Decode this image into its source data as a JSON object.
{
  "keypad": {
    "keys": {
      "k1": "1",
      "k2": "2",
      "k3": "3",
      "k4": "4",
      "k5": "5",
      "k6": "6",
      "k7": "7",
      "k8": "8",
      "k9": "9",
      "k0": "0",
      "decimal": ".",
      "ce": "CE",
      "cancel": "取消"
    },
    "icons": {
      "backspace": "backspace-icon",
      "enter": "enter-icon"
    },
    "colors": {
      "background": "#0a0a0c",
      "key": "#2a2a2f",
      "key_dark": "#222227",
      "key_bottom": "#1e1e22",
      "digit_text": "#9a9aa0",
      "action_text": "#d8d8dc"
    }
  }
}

What is asked
Retype the material in full. Each word must match.

Answer to the task
Decode this image into its source data as a JSON object.
{
  "keypad": {
    "keys": {
      "k1": "1",
      "k2": "2",
      "k3": "3",
      "k4": "4",
      "k5": "5",
      "k6": "6",
      "k7": "7",
      "k8": "8",
      "k9": "9",
      "k0": "0",
      "decimal": ".",
      "ce": "CE",
      "cancel": "取消"
    },
    "icons": {
      "backspace": "backspace-icon",
      "enter": "enter-icon"
    },
    "colors": {
      "background": "#0a0a0c",
      "key": "#2a2a2f",
      "key_dark": "#222227",
      "key_bottom": "#1e1e22",
      "digit_text": "#9a9aa0",
      "action_text": "#d8d8dc"
    }
  }
}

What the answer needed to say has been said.